Spatial layout data
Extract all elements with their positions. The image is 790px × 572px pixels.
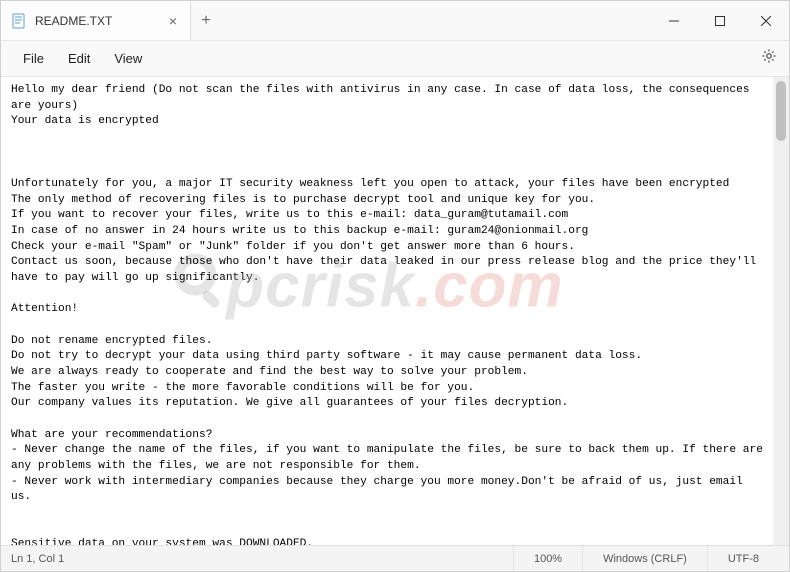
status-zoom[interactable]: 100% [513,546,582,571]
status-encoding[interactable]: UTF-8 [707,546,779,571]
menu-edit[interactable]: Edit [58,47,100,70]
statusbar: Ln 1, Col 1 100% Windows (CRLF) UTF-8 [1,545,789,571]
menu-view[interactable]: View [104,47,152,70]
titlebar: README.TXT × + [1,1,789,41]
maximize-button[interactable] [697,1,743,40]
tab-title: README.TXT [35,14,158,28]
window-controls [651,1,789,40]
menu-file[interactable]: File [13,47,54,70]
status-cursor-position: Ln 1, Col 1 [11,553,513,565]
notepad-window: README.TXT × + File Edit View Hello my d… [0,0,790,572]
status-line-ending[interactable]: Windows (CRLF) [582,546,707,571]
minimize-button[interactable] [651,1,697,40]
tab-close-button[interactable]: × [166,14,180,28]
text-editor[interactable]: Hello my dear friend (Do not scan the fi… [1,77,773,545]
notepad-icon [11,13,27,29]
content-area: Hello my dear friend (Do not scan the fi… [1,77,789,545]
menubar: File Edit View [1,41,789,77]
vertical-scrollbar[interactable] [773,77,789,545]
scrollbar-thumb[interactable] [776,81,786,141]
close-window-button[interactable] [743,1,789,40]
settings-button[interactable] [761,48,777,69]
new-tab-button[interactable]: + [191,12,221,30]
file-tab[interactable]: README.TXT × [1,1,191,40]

** Objective **
From the data above, pull out every line that contains the string "scrollbar", matching its case exactly.

** Worked solution **
vertical-scrollbar[interactable] [773,77,789,545]
scrollbar-thumb[interactable] [776,81,786,141]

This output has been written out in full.